■ **EXERCISE BRIEF**
Pick out every line in the data below that holds "name".

■ **DATA ENTRIES**
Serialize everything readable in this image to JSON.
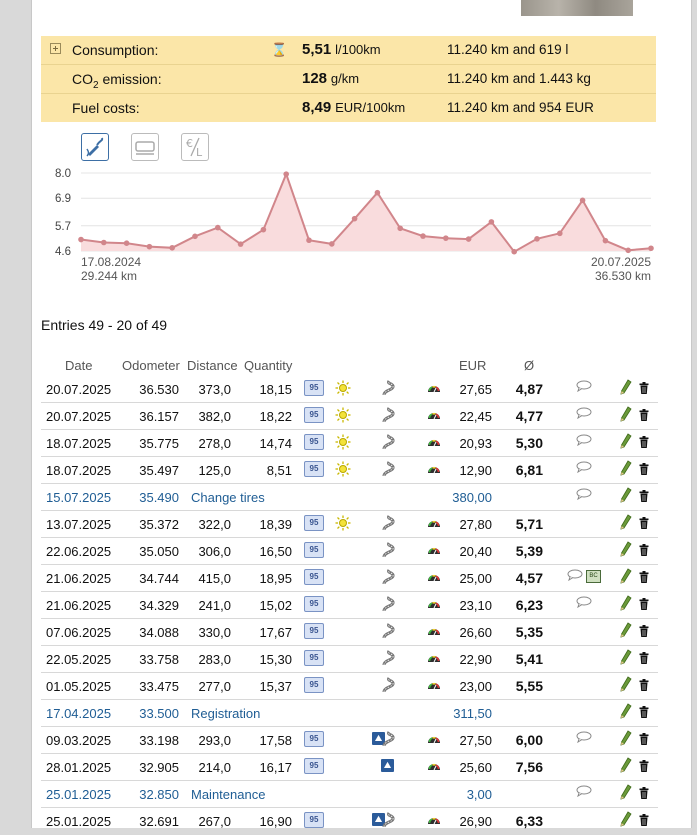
{
  "summary": [
    {
      "label": "Consumption:",
      "value": "5,51",
      "unit": "l/100km",
      "info": "11.240 km and 619 l"
    },
    {
      "label_pre": "CO",
      "label_sub": "2",
      "label_post": " emission:",
      "value": "128",
      "unit": "g/km",
      "info": "11.240 km and 1.443 kg"
    },
    {
      "label": "Fuel costs:",
      "value": "8,49",
      "unit": "EUR/100km",
      "info": "11.240 km and 954 EUR"
    }
  ],
  "chart_data": {
    "type": "area",
    "y_ticks": [
      "8.0",
      "6.9",
      "5.7",
      "4.6"
    ],
    "ylim": [
      4.6,
      8.0
    ],
    "x_start": {
      "date": "17.08.2024",
      "km": "29.244 km"
    },
    "x_end": {
      "date": "20.07.2025",
      "km": "36.530 km"
    },
    "values": [
      5.1,
      4.97,
      4.94,
      4.79,
      4.74,
      5.24,
      5.62,
      4.9,
      5.53,
      7.95,
      5.07,
      4.91,
      6.01,
      7.14,
      5.59,
      5.25,
      5.16,
      5.12,
      5.87,
      4.57,
      5.13,
      5.37,
      6.81,
      5.05,
      4.63,
      4.72
    ],
    "colors": {
      "line": "#d1868b",
      "fill": "#f9dcdd"
    }
  },
  "entries_label": "Entries 49 - 20 of 49",
  "headers": {
    "date": "Date",
    "odo": "Odometer",
    "dist": "Distance",
    "qty": "Quantity",
    "eur": "EUR",
    "avg": "Ø"
  },
  "rows": [
    {
      "t": "f",
      "date": "20.07.2025",
      "odo": "36.530",
      "dist": "373,0",
      "qty": "18,15",
      "sun": true,
      "road": true,
      "eur": "27,65",
      "avg": "4,87",
      "note": true
    },
    {
      "t": "f",
      "date": "20.07.2025",
      "odo": "36.157",
      "dist": "382,0",
      "qty": "18,22",
      "sun": true,
      "road": true,
      "eur": "22,45",
      "avg": "4,77",
      "note": true
    },
    {
      "t": "f",
      "date": "18.07.2025",
      "odo": "35.775",
      "dist": "278,0",
      "qty": "14,74",
      "sun": true,
      "road": true,
      "eur": "20,93",
      "avg": "5,30",
      "note": true
    },
    {
      "t": "f",
      "date": "18.07.2025",
      "odo": "35.497",
      "dist": "125,0",
      "qty": "8,51",
      "sun": true,
      "road": true,
      "eur": "12,90",
      "avg": "6,81",
      "note": true
    },
    {
      "t": "s",
      "date": "15.07.2025",
      "odo": "35.490",
      "name": "Change tires",
      "eur": "380,00",
      "note": true
    },
    {
      "t": "f",
      "date": "13.07.2025",
      "odo": "35.372",
      "dist": "322,0",
      "qty": "18,39",
      "sun": true,
      "road": true,
      "eur": "27,80",
      "avg": "5,71"
    },
    {
      "t": "f",
      "date": "22.06.2025",
      "odo": "35.050",
      "dist": "306,0",
      "qty": "16,50",
      "road": true,
      "eur": "20,40",
      "avg": "5,39"
    },
    {
      "t": "f",
      "date": "21.06.2025",
      "odo": "34.744",
      "dist": "415,0",
      "qty": "18,95",
      "road": true,
      "eur": "25,00",
      "avg": "4,57",
      "note": true,
      "bc": true
    },
    {
      "t": "f",
      "date": "21.06.2025",
      "odo": "34.329",
      "dist": "241,0",
      "qty": "15,02",
      "road": true,
      "eur": "23,10",
      "avg": "6,23",
      "note": true
    },
    {
      "t": "f",
      "date": "07.06.2025",
      "odo": "34.088",
      "dist": "330,0",
      "qty": "17,67",
      "road": true,
      "eur": "26,60",
      "avg": "5,35"
    },
    {
      "t": "f",
      "date": "22.05.2025",
      "odo": "33.758",
      "dist": "283,0",
      "qty": "15,30",
      "road": true,
      "eur": "22,90",
      "avg": "5,41"
    },
    {
      "t": "f",
      "date": "01.05.2025",
      "odo": "33.475",
      "dist": "277,0",
      "qty": "15,37",
      "road": true,
      "eur": "23,00",
      "avg": "5,55"
    },
    {
      "t": "s",
      "date": "17.04.2025",
      "odo": "33.500",
      "name": "Registration",
      "eur": "311,50"
    },
    {
      "t": "f",
      "date": "09.03.2025",
      "odo": "33.198",
      "dist": "293,0",
      "qty": "17,58",
      "hw": true,
      "road": true,
      "eur": "27,50",
      "avg": "6,00",
      "note": true
    },
    {
      "t": "f",
      "date": "28.01.2025",
      "odo": "32.905",
      "dist": "214,0",
      "qty": "16,17",
      "hw": true,
      "eur": "25,60",
      "avg": "7,56"
    },
    {
      "t": "s",
      "date": "25.01.2025",
      "odo": "32.850",
      "name": "Maintenance",
      "eur": "3,00",
      "note": true
    },
    {
      "t": "f",
      "date": "25.01.2025",
      "odo": "32.691",
      "dist": "267,0",
      "qty": "16,90",
      "hw": true,
      "road": true,
      "eur": "26,90",
      "avg": "6,33"
    }
  ],
  "badge_label": "95",
  "hw_glyph": "⛰",
  "bc_label": "BC"
}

■ **SOLUTION TO THE PROBLEM**
      "name": "Change tires",
      "name": "Registration",
      "name": "Maintenance",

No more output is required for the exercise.